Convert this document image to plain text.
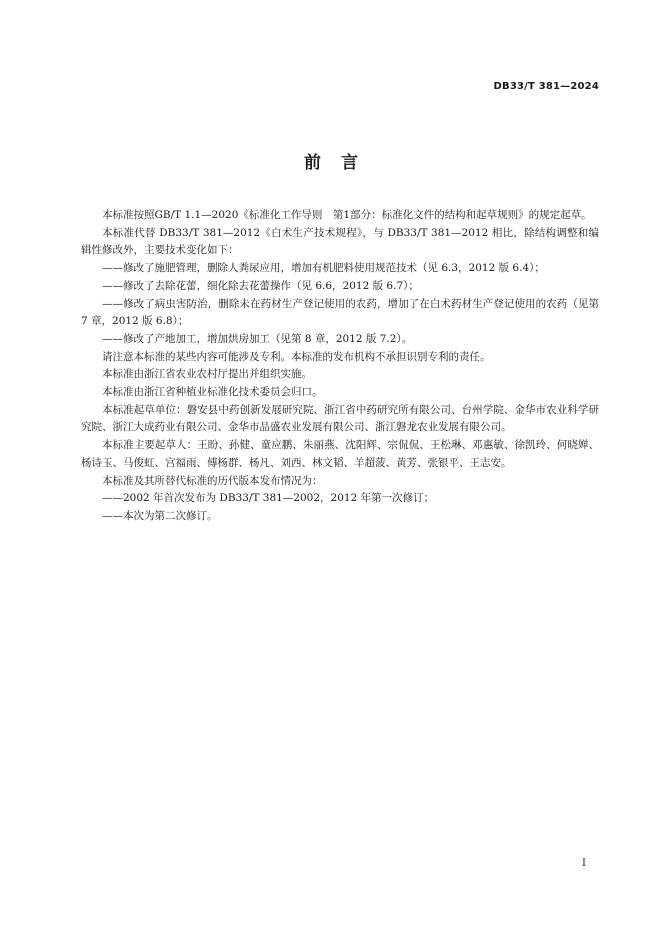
DB33/T 381—2024
前言

本标准按照GB/T 1.1—2020《标准化工作导则　第1部分：标准化文件的结构和起草规则》的规定起草。

本标准代替 DB33/T 381—2012《白术生产技术规程》，与 DB33/T 381—2012 相比，除结构调整和编辑性修改外，主要技术变化如下：

——修改了施肥管理，删除人粪尿应用，增加有机肥料使用规范技术（见 6.3，2012 版 6.4）；

——修改了去除花蕾，细化除去花蕾操作（见 6.6，2012 版 6.7）；

——修改了病虫害防治，删除未在药材生产登记使用的农药，增加了在白术药材生产登记使用的农药（见第 7 章，2012 版 6.8）；

——修改了产地加工，增加烘房加工（见第 8 章，2012 版 7.2）。

请注意本标准的某些内容可能涉及专利。本标准的发布机构不承担识别专利的责任。

本标准由浙江省农业农村厅提出并组织实施。

本标准由浙江省种植业标准化技术委员会归口。

本标准起草单位：磐安县中药创新发展研究院、浙江省中药研究所有限公司、台州学院、金华市农业科学研究院、浙江大成药业有限公司、金华市品盛农业发展有限公司、浙江磐龙农业发展有限公司。

本标准主要起草人：王盼、孙健、童应鹏、朱丽燕、沈阳辉、宗侃侃、王松琳、邓惠敏、徐凯玲、何晓婵、杨诗玉、马俊虹、宫福雨、傅杨群、杨凡、刘西、林文韬、羊超菠、黄芳、张银平、王志安。

本标准及其所替代标准的历代版本发布情况为：

——2002 年首次发布为 DB33/T 381—2002，2012 年第一次修订；

——本次为第二次修订。

I
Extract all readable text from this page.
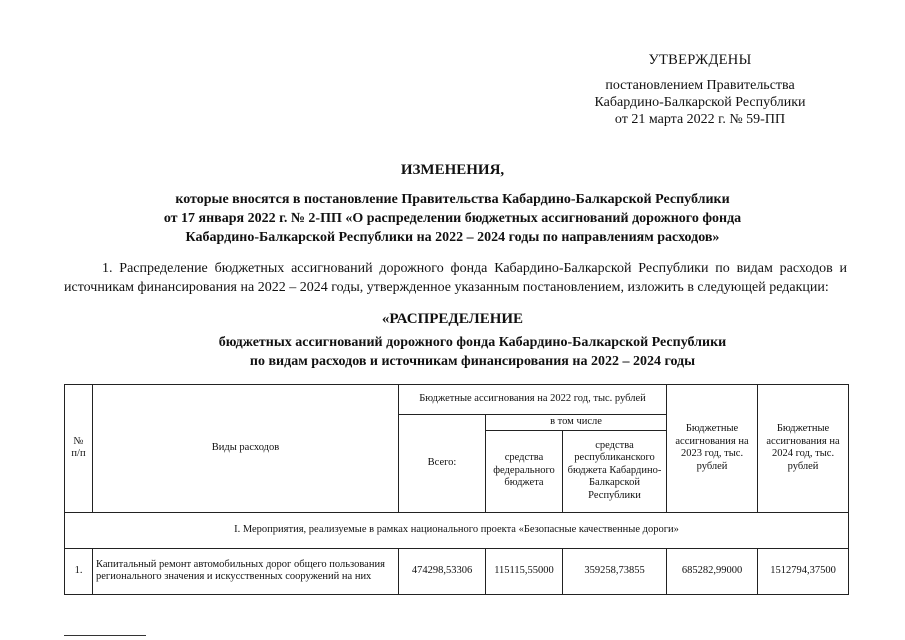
УТВЕРЖДЕНЫ
постановлением Правительства
Кабардино-Балкарской Республики
от 21 марта 2022 г. № 59-ПП
ИЗМЕНЕНИЯ,
которые вносятся в постановление Правительства Кабардино-Балкарской Республики
от 17 января 2022 г. № 2-ПП «О распределении бюджетных ассигнований дорожного фонда
Кабардино-Балкарской Республики на 2022 – 2024 годы по направлениям расходов»
1. Распределение бюджетных ассигнований дорожного фонда Кабардино-Балкарской Республики по видам расходов и источникам финансирования на 2022 – 2024 годы, утвержденное указанным постановлением, изложить в следующей редакции:
«РАСПРЕДЕЛЕНИЕ
бюджетных ассигнований дорожного фонда Кабардино-Балкарской Республики
по видам расходов и источникам финансирования на 2022 – 2024 годы
№ п/п	Виды расходов	Бюджетные ассигнования на 2022 год, тыс. рублей			Бюджетные ассигнования на 2023 год, тыс. рублей	Бюджетные ассигнования на 2024 год, тыс. рублей
		Всего:	в том числе			
			средства федерального бюджета	средства республиканского бюджета Кабардино-Балкарской Республики		
I. Мероприятия, реализуемые в рамках национального проекта «Безопасные качественные дороги»						
1.	Капитальный ремонт автомобильных дорог общего пользования регионального значения и искусственных сооружений на них	474298,53306	115115,55000	359258,73855	685282,99000	1512794,37500
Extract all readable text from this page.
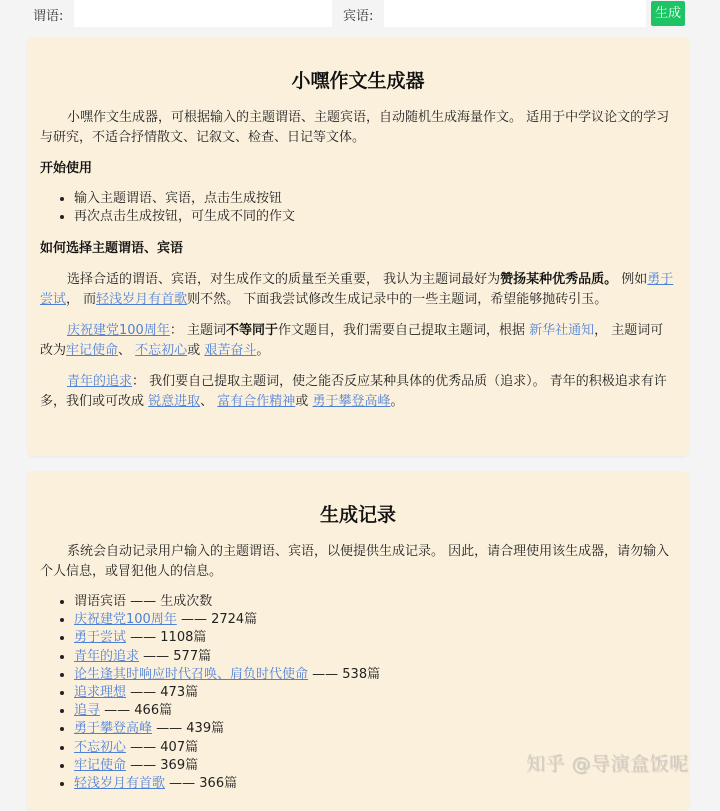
谓语:	宾语:	生成
小嘿作文生成器

小嘿作文生成器，可根据输入的主题谓语、主题宾语，自动随机生成海量作文。 适用于中学议论文的学习与研究，不适合抒情散文、记叙文、检查、日记等文体。

开始使用
• 输入主题谓语、宾语，点击生成按钮
• 再次点击生成按钮，可生成不同的作文
如何选择主题谓语、宾语

选择合适的谓语、宾语，对生成作文的质量至关重要， 我认为主题词最好为赞扬某种优秀品质。 例如勇于尝试， 而轻浅岁月有首歌则不然。 下面我尝试修改生成记录中的一些主题词，希望能够抛砖引玉。

庆祝建党100周年： 主题词不等同于作文题目，我们需要自己提取主题词，根据 新华社通知， 主题词可改为牢记使命、 不忘初心或 艰苦奋斗。

青年的追求： 我们要自己提取主题词，使之能否反应某种具体的优秀品质（追求）。 青年的积极追求有许多，我们或可改成 锐意进取、 富有合作精神或 勇于攀登高峰。

生成记录

系统会自动记录用户输入的主题谓语、宾语，以便提供生成记录。 因此，请合理使用该生成器，请勿输入个人信息，或冒犯他人的信息。

• 谓语宾语 —— 生成次数
• 庆祝建党100周年 —— 2724篇
• 勇于尝试 —— 1108篇
• 青年的追求 —— 577篇
• 论生逢其时响应时代召唤、肩负时代使命 —— 538篇
• 追求理想 —— 473篇
• 追寻 —— 466篇
• 勇于攀登高峰 —— 439篇
• 不忘初心 —— 407篇
• 牢记使命 —— 369篇
• 轻浅岁月有首歌 —— 366篇
知乎 @导演盒饭呢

◆ ◆ ◆ ◆ ◆ ◆ ◆

__Given instruction__
Filter out all lines lacking the word "Республики" and copy the rest.

__Complete output__
Кабардино-Балкарской Республики
которые вносятся в постановление Правительства Кабардино-Балкарской Республики
Кабардино-Балкарской Республики на 2022 – 2024 годы по направлениям расходов»
1. Распределение бюджетных ассигнований дорожного фонда Кабардино-Балкарской Республики по видам расходов и источникам финансирования на 2022 – 2024 годы, утвержденное указанным постановлением, изложить в следующей редакции:
бюджетных ассигнований дорожного фонда Кабардино-Балкарской Республики
			средства федерального бюджета	средства республиканского бюджета Кабардино-Балкарской Республики		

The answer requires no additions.